**WHAT YOU SHOULD DO:**
State only how many lines contain the string "года".
— START EXTRACTED ENTRIES —
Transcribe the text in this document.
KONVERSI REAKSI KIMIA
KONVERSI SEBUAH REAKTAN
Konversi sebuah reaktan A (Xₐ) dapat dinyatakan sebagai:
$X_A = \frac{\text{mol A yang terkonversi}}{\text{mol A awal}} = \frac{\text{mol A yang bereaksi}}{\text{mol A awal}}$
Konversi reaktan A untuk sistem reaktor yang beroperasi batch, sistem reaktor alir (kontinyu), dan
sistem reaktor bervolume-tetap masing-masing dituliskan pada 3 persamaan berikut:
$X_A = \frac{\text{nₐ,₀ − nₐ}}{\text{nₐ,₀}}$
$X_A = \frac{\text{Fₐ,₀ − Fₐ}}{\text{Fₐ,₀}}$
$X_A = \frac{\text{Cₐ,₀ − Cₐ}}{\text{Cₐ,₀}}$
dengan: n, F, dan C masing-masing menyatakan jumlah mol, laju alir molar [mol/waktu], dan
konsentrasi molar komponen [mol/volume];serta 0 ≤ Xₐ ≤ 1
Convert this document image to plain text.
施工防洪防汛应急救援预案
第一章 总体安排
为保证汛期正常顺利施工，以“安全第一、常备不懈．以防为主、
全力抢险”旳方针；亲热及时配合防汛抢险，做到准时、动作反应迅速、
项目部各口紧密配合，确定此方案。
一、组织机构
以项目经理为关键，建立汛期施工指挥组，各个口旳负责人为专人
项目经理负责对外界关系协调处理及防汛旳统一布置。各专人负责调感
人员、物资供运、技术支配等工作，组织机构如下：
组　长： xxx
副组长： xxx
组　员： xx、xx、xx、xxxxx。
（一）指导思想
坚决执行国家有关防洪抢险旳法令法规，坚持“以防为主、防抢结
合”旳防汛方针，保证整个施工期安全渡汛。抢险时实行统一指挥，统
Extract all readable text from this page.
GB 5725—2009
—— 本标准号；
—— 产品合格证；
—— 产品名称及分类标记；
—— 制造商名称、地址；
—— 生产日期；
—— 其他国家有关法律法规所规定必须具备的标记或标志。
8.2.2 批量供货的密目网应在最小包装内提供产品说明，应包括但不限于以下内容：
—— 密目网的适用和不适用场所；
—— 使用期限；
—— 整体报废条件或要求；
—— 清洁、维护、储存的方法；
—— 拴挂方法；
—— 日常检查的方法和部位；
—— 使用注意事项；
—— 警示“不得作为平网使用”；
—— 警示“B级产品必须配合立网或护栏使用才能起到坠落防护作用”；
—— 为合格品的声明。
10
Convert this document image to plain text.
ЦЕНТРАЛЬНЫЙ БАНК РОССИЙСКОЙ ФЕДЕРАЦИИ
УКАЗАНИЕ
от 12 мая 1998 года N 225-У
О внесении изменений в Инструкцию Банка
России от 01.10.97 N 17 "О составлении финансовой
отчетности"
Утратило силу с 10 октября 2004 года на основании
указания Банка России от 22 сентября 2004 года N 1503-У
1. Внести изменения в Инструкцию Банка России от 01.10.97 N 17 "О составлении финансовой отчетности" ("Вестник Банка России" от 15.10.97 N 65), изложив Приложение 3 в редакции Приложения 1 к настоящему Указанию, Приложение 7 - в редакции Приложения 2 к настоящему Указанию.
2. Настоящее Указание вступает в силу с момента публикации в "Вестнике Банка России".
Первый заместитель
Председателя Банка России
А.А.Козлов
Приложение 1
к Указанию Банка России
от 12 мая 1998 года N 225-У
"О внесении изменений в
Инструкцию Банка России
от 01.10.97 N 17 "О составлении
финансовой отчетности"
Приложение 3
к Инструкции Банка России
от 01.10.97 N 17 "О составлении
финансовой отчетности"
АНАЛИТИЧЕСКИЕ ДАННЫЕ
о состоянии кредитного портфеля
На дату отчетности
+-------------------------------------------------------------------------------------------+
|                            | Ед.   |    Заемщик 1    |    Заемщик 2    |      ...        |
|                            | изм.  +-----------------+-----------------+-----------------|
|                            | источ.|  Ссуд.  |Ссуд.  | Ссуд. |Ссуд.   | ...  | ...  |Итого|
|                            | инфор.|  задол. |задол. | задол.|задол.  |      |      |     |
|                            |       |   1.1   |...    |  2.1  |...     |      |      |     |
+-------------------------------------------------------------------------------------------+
— END EXTRACTED ENTRIES —
**SOLUTION TO THIS EXERCISE:**
4